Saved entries
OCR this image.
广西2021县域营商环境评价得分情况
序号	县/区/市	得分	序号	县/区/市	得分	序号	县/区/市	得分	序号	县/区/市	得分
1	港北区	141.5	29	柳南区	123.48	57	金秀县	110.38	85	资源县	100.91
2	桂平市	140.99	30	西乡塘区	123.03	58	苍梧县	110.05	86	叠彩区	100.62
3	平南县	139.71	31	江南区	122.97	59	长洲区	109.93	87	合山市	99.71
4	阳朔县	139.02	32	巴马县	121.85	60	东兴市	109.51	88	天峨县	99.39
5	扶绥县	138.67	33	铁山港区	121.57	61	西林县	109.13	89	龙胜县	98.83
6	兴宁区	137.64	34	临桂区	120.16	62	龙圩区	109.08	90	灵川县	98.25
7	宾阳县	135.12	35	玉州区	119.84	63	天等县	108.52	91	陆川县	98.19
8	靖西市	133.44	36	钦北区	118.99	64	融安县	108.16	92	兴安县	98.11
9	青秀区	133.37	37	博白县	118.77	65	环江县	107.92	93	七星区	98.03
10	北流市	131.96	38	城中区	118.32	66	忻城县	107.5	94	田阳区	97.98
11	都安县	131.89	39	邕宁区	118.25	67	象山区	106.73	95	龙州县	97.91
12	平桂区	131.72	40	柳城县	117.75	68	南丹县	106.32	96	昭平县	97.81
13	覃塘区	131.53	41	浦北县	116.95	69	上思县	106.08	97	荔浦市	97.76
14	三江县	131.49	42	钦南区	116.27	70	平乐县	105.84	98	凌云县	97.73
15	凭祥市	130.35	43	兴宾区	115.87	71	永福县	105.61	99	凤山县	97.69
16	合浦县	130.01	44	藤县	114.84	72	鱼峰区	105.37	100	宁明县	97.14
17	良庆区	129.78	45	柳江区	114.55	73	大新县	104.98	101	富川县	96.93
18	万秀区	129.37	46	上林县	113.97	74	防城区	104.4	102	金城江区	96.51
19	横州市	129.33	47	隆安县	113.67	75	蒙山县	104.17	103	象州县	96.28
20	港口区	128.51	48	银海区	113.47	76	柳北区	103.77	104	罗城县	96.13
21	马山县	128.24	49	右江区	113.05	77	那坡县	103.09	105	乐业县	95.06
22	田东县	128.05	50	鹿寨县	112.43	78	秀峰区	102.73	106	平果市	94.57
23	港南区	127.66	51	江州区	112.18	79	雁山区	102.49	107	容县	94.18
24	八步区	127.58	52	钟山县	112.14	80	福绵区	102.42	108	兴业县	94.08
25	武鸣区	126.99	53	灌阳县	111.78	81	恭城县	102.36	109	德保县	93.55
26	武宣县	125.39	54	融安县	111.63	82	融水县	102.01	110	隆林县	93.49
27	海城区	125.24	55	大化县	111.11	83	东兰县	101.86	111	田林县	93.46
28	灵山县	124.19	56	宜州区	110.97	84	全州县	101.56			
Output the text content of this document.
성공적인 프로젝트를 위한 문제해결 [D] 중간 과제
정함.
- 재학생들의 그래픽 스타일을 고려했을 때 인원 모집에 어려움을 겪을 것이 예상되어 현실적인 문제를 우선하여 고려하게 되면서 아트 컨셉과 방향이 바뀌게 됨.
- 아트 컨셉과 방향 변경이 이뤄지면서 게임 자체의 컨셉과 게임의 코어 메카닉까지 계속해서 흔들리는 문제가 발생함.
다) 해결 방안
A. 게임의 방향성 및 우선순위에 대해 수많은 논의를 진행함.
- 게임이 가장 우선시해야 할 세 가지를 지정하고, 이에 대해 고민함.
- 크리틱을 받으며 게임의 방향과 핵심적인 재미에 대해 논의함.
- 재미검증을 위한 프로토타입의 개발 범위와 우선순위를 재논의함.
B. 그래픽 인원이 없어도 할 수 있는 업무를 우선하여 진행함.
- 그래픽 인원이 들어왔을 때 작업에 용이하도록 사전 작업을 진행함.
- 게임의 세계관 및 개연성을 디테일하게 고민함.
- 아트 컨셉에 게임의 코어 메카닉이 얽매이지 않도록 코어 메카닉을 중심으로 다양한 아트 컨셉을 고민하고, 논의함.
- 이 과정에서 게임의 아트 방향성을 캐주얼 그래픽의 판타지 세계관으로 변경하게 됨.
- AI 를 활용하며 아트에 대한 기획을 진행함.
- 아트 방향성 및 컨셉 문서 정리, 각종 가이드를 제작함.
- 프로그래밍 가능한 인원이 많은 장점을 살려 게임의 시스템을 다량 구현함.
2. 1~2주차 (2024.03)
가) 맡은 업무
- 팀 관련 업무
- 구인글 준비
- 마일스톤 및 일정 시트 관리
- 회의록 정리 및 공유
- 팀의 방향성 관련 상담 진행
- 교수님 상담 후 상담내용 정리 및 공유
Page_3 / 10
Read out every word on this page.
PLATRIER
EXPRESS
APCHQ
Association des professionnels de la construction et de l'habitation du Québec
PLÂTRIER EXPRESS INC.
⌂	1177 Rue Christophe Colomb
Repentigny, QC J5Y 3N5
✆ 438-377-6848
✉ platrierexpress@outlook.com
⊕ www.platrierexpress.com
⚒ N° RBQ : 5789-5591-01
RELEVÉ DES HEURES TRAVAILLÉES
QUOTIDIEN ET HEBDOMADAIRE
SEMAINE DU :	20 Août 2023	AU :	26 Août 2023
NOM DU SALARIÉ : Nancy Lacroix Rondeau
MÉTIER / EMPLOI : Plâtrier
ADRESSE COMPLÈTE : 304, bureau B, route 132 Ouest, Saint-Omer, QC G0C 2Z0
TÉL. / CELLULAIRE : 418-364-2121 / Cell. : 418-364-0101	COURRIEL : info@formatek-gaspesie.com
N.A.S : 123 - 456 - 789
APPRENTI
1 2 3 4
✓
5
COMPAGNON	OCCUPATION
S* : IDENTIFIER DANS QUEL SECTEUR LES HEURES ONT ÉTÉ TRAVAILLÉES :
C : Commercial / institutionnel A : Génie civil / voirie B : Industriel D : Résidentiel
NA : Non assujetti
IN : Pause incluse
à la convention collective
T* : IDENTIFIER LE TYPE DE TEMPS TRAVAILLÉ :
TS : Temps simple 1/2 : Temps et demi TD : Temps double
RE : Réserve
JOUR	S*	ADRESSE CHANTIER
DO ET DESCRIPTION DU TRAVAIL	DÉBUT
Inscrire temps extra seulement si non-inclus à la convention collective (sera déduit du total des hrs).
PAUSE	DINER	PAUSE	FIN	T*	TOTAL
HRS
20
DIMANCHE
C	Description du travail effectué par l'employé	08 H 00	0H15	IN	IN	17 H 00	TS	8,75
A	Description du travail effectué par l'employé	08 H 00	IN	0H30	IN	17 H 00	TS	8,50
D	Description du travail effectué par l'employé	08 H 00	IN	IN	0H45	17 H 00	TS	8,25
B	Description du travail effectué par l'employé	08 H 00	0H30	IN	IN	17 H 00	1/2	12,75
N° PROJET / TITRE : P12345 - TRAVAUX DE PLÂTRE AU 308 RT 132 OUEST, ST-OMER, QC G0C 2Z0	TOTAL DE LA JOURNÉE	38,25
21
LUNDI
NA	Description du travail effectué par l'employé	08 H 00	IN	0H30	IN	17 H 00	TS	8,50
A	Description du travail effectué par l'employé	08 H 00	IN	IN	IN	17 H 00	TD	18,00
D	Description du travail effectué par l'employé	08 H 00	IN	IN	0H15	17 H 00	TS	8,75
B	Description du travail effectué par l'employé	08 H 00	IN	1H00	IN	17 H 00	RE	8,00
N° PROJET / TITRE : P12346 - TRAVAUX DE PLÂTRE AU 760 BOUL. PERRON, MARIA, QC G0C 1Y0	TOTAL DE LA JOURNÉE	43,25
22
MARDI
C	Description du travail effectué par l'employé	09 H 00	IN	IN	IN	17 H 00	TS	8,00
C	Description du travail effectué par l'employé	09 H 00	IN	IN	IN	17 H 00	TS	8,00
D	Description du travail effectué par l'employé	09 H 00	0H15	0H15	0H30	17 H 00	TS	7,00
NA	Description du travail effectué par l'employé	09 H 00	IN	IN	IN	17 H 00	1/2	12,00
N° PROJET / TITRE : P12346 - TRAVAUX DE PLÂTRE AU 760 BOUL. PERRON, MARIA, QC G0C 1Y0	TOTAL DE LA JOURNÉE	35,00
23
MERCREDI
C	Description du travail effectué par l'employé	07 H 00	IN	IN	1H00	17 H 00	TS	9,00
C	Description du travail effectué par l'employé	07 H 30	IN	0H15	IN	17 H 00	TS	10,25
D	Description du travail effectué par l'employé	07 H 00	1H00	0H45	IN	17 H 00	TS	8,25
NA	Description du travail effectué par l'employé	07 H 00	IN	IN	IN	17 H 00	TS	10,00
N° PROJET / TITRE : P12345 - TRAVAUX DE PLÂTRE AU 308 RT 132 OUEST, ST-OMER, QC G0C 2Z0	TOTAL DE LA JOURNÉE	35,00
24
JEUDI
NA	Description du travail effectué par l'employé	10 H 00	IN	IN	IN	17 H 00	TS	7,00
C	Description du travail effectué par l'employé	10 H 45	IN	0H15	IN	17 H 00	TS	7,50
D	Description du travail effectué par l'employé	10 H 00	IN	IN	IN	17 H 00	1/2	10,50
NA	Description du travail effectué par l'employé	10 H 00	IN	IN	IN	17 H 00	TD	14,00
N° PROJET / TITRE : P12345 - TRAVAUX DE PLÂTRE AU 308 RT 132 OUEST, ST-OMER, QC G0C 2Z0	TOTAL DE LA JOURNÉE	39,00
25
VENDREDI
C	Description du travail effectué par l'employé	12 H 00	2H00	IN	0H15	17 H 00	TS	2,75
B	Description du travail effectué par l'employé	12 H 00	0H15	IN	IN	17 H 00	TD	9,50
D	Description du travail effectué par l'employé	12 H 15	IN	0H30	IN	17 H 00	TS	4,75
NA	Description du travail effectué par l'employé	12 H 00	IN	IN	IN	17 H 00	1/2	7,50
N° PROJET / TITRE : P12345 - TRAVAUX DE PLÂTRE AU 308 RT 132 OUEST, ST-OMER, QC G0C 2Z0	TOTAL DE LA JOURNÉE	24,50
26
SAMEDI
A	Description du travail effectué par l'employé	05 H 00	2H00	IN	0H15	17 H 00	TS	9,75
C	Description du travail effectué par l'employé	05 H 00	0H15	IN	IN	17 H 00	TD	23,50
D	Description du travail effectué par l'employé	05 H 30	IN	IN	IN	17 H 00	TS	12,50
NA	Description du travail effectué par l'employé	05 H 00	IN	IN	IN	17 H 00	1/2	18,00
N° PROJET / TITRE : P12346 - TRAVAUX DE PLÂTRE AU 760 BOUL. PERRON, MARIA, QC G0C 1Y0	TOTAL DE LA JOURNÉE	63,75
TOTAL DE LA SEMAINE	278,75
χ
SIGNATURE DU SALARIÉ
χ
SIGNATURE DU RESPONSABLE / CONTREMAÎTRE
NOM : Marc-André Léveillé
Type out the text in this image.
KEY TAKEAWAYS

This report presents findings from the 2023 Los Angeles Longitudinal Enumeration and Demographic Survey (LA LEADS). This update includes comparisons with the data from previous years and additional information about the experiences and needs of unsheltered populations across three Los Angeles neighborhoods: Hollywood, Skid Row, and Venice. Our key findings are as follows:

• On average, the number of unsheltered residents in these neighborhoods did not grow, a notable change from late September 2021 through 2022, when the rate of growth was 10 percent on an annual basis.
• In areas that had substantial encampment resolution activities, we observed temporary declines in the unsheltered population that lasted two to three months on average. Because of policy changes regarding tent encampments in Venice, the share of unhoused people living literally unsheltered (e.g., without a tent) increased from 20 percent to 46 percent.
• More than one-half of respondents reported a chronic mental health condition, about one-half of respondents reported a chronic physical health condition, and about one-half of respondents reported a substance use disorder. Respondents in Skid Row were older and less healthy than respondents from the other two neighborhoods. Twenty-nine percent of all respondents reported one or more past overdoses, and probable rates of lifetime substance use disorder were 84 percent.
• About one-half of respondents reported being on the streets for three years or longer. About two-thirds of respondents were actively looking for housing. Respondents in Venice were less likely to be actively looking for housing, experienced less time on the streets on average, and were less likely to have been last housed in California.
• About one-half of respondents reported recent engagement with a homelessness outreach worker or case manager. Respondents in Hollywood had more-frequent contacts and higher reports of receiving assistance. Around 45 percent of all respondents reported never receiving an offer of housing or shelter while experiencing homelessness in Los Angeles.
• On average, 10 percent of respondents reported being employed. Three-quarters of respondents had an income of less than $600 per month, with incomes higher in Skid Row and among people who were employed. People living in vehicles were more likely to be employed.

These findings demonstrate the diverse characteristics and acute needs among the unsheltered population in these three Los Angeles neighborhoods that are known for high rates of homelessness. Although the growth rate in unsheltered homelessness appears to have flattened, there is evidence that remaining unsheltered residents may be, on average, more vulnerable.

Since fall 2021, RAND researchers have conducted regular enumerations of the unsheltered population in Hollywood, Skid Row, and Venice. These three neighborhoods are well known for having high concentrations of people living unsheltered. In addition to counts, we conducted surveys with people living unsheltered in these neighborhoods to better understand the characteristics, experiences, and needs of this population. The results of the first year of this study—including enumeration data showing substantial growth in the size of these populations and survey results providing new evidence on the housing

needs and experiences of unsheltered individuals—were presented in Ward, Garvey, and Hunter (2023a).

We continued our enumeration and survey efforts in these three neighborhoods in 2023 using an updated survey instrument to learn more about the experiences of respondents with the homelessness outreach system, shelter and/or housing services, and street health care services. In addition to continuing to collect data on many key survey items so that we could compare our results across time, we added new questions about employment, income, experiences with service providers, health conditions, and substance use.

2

● What this task involves
List all lines in the material containing the string "platrierexpress".

● Full answer
✉ platrierexpress@outlook.com
⊕ www.platrierexpress.com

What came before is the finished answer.